__Set problem__. Copy all lines in which the word "this" can be found.

╭─ Record list

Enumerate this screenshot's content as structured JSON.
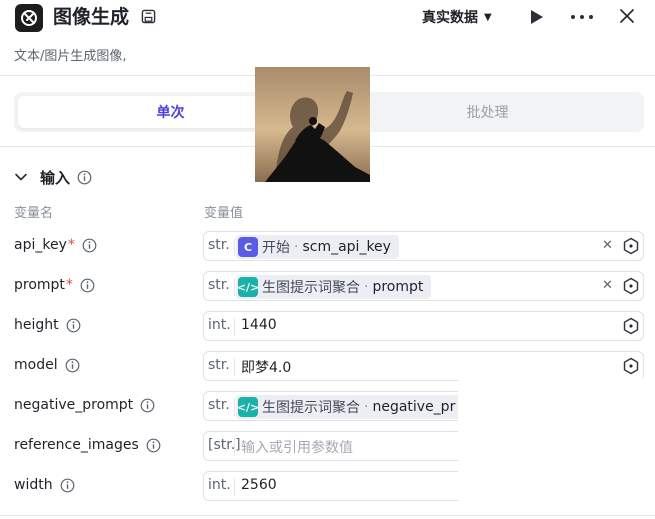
{
  "header": {
    "title": "图像生成",
    "description": "文本/图片生成图像,",
    "mode": "真实数据"
  },
  "tabs": [
    {
      "label": "单次",
      "active": true
    },
    {
      "label": "批处理",
      "active": false
    }
  ],
  "section": {
    "title": "输入",
    "col_name": "变量名",
    "col_value": "变量值"
  },
  "fields": [
    {
      "name": "api_key",
      "required": true,
      "type": "str.",
      "kind": "ref",
      "ref_icon": "start-node-icon",
      "ref_source": "开始",
      "ref_var": "scm_api_key",
      "clearable": true
    },
    {
      "name": "prompt",
      "required": true,
      "type": "str.",
      "kind": "ref",
      "ref_icon": "code-node-icon",
      "ref_source": "生图提示词聚合",
      "ref_var": "prompt",
      "clearable": true
    },
    {
      "name": "height",
      "required": false,
      "type": "int.",
      "kind": "value",
      "value": "1440"
    },
    {
      "name": "model",
      "required": false,
      "type": "str.",
      "kind": "value",
      "value": "即梦4.0"
    },
    {
      "name": "negative_prompt",
      "required": false,
      "type": "str.",
      "kind": "ref",
      "ref_icon": "code-node-icon",
      "ref_source": "生图提示词聚合",
      "ref_var": "negative_pr"
    },
    {
      "name": "reference_images",
      "required": false,
      "type": "[str.]",
      "kind": "placeholder",
      "placeholder": "输入或引用参数值"
    },
    {
      "name": "width",
      "required": false,
      "type": "int.",
      "kind": "value",
      "value": "2560"
    }
  ],
  "colors": {
    "accent": "#4e40e5",
    "required": "#e5484d",
    "ref_blue": "#5b5ce6",
    "ref_teal": "#1ab2a8"
  }
}
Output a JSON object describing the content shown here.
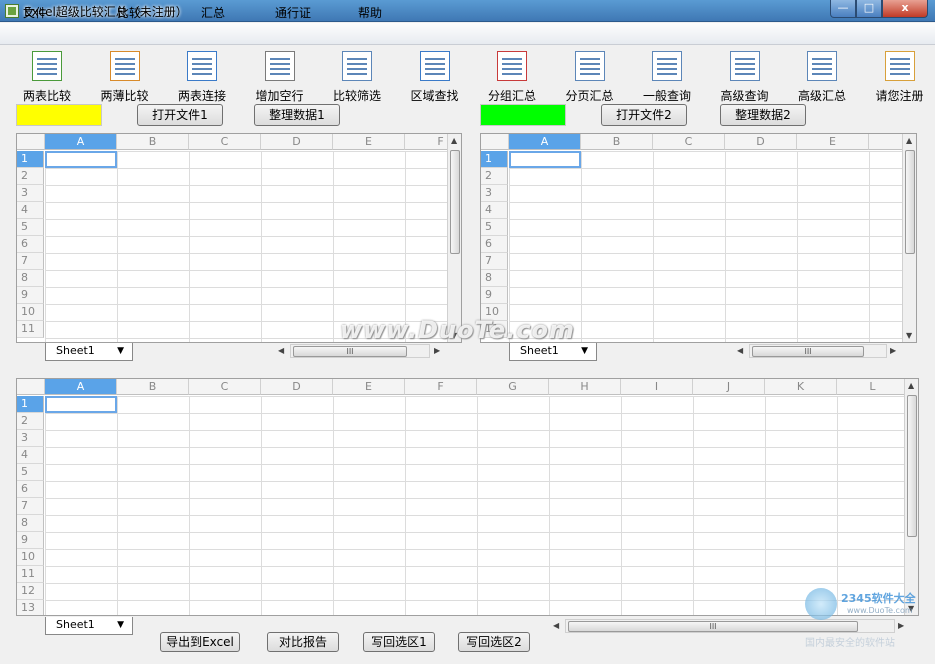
{
  "window": {
    "title": "Excel超级比较汇总（未注册）",
    "min": "—",
    "max": "□",
    "close": "x"
  },
  "menu": [
    "文件",
    "比较",
    "汇总",
    "通行证",
    "帮助"
  ],
  "toolbar": [
    {
      "label": "两表比较",
      "icon": "two-sheets-compare-icon"
    },
    {
      "label": "两薄比较",
      "icon": "two-books-compare-icon"
    },
    {
      "label": "两表连接",
      "icon": "join-sheets-icon"
    },
    {
      "label": "增加空行",
      "icon": "add-blank-rows-icon"
    },
    {
      "label": "比较筛选",
      "icon": "compare-filter-icon"
    },
    {
      "label": "区域查找",
      "icon": "region-search-icon"
    },
    {
      "label": "分组汇总",
      "icon": "group-summary-icon"
    },
    {
      "label": "分页汇总",
      "icon": "page-summary-icon"
    },
    {
      "label": "一般查询",
      "icon": "general-query-icon"
    },
    {
      "label": "高级查询",
      "icon": "advanced-query-icon"
    },
    {
      "label": "高级汇总",
      "icon": "advanced-summary-icon"
    },
    {
      "label": "请您注册",
      "icon": "register-icon"
    }
  ],
  "panel1": {
    "open_label": "打开文件1",
    "tidy_label": "整理数据1",
    "color": "#ffff00",
    "sheet": "Sheet1"
  },
  "panel2": {
    "open_label": "打开文件2",
    "tidy_label": "整理数据2",
    "color": "#00ff00",
    "sheet": "Sheet1"
  },
  "top_cols": [
    "A",
    "B",
    "C",
    "D",
    "E",
    "F"
  ],
  "top_rows": [
    "1",
    "2",
    "3",
    "4",
    "5",
    "6",
    "7",
    "8",
    "9",
    "10",
    "11"
  ],
  "bottom_cols": [
    "A",
    "B",
    "C",
    "D",
    "E",
    "F",
    "G",
    "H",
    "I",
    "J",
    "K",
    "L"
  ],
  "bottom_rows": [
    "1",
    "2",
    "3",
    "4",
    "5",
    "6",
    "7",
    "8",
    "9",
    "10",
    "11",
    "12",
    "13"
  ],
  "bottom": {
    "sheet": "Sheet1",
    "export_label": "导出到Excel",
    "report_label": "对比报告",
    "write1_label": "写回选区1",
    "write2_label": "写回选区2"
  },
  "scroll_grip": "III",
  "watermark": "www.DuoTe.com",
  "logo": {
    "text": "2345软件大全",
    "sub": "国内最安全的软件站",
    "url": "www.DuoTe.com"
  }
}
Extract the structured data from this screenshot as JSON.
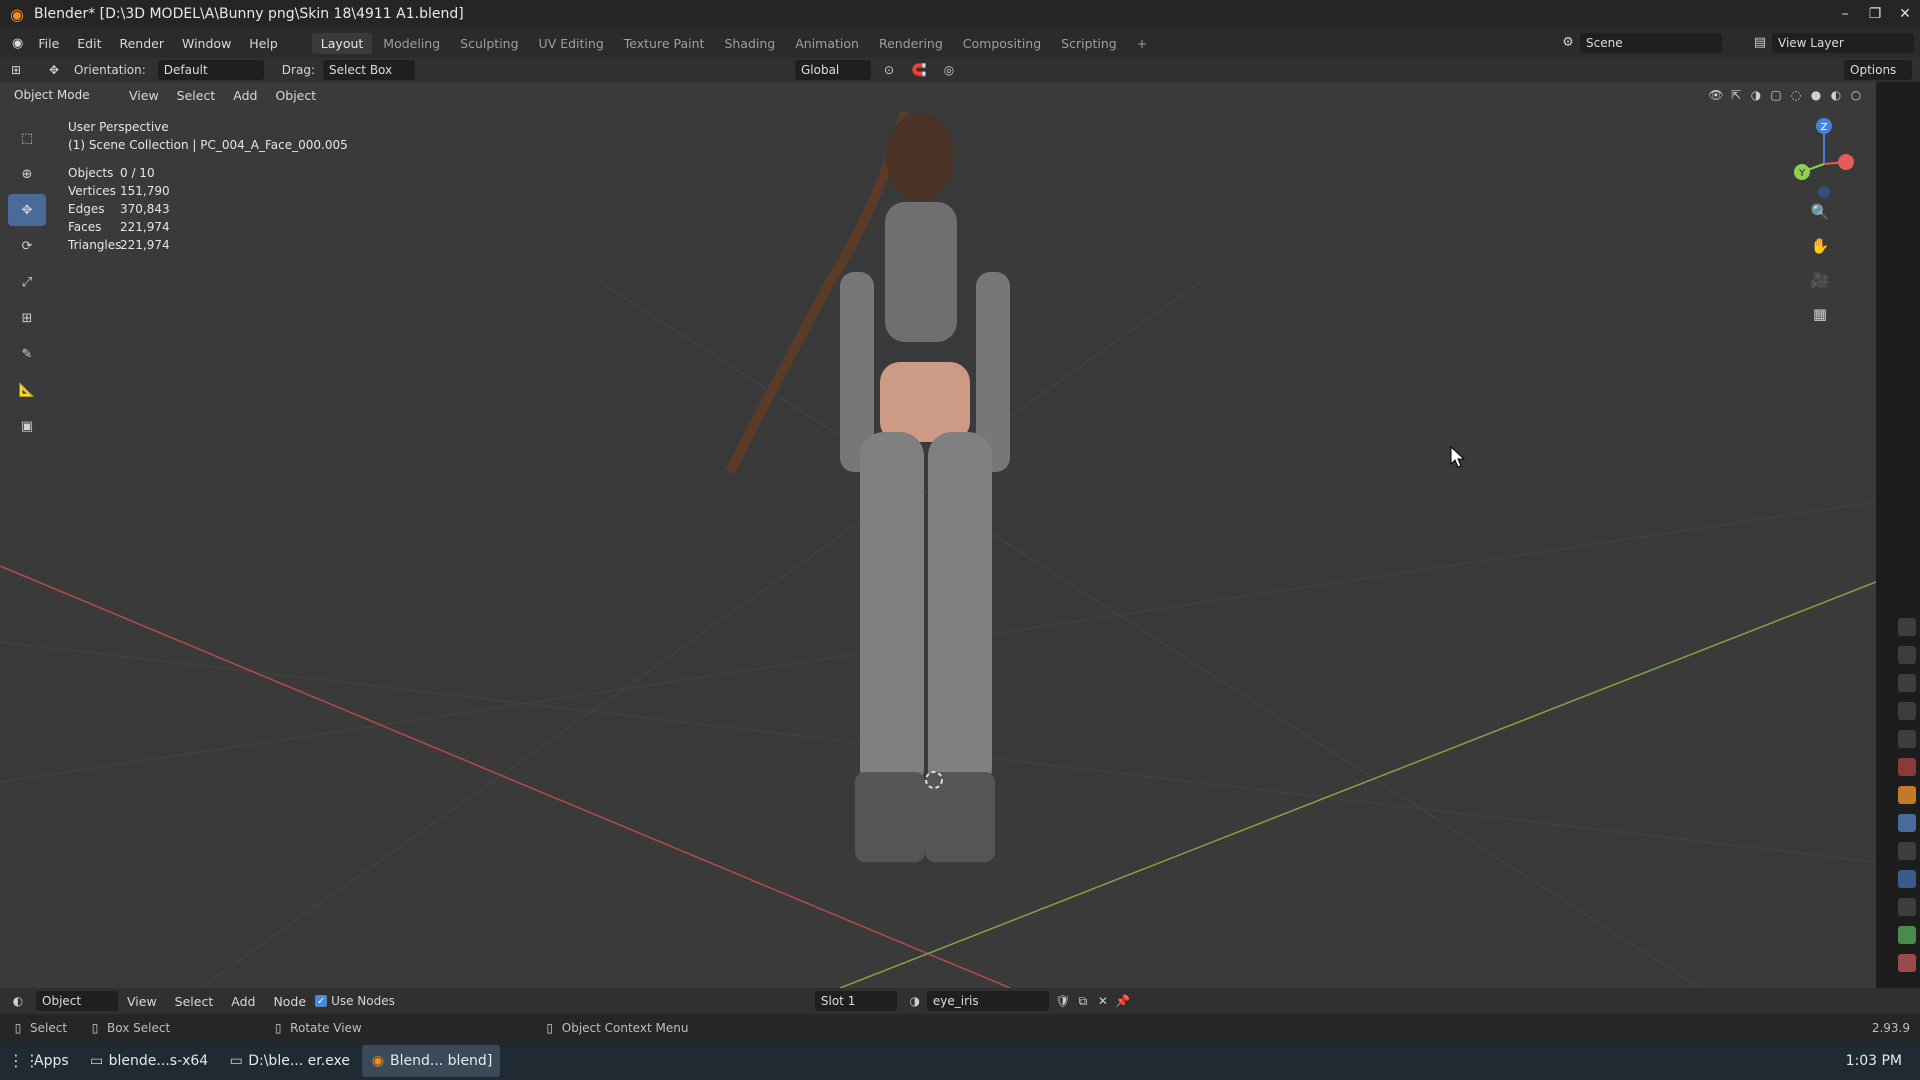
{
  "window": {
    "title": "Blender* [D:\\3D MODEL\\A\\Bunny png\\Skin 18\\4911 A1.blend]",
    "controls": [
      "–",
      "❐",
      "✕"
    ]
  },
  "menubar": {
    "menus": [
      "File",
      "Edit",
      "Render",
      "Window",
      "Help"
    ],
    "workspaces": [
      "Layout",
      "Modeling",
      "Sculpting",
      "UV Editing",
      "Texture Paint",
      "Shading",
      "Animation",
      "Rendering",
      "Compositing",
      "Scripting"
    ],
    "active_workspace": "Layout",
    "add_tab": "+",
    "scene": "Scene",
    "view_layer": "View Layer"
  },
  "tool_header": {
    "orientation_label": "Orientation:",
    "orientation_value": "Default",
    "drag_label": "Drag:",
    "drag_value": "Select Box",
    "transform_orientation": "Global",
    "options": "Options"
  },
  "viewport_header": {
    "mode": "Object Mode",
    "menus": [
      "View",
      "Select",
      "Add",
      "Object"
    ]
  },
  "overlay_text": {
    "perspective": "User Perspective",
    "collection": "(1) Scene Collection | PC_004_A_Face_000.005",
    "stats": [
      {
        "label": "Objects",
        "value": "0 / 10"
      },
      {
        "label": "Vertices",
        "value": "151,790"
      },
      {
        "label": "Edges",
        "value": "370,843"
      },
      {
        "label": "Faces",
        "value": "221,974"
      },
      {
        "label": "Triangles",
        "value": "221,974"
      }
    ]
  },
  "gizmo": {
    "z": "Z",
    "y": "Y",
    "x": "X"
  },
  "bottom_header": {
    "editor_mode": "Object",
    "menus": [
      "View",
      "Select",
      "Add",
      "Node"
    ],
    "use_nodes_label": "Use Nodes",
    "use_nodes_checked": true,
    "slot": "Slot 1",
    "material": "eye_iris"
  },
  "statusbar": {
    "select": "Select",
    "box_select": "Box Select",
    "rotate_view": "Rotate View",
    "context_menu": "Object Context Menu",
    "version": "2.93.9"
  },
  "taskbar": {
    "apps_label": "Apps",
    "items": [
      "blende...s-x64",
      "D:\\ble... er.exe",
      "Blend... blend]"
    ],
    "active_index": 2,
    "clock": "1:03 PM"
  },
  "colors": {
    "accent": "#4a88d8",
    "x_axis": "#e35b5b",
    "y_axis": "#8fd14f",
    "z_axis": "#4a7fd8",
    "viewport_bg": "#3a3a3a",
    "blender_orange": "#f08a24"
  }
}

╰─

__Reply to the exercise__.
Enumerate this screenshot's content as structured JSON.
Extract the structured data from this screenshot as JSON.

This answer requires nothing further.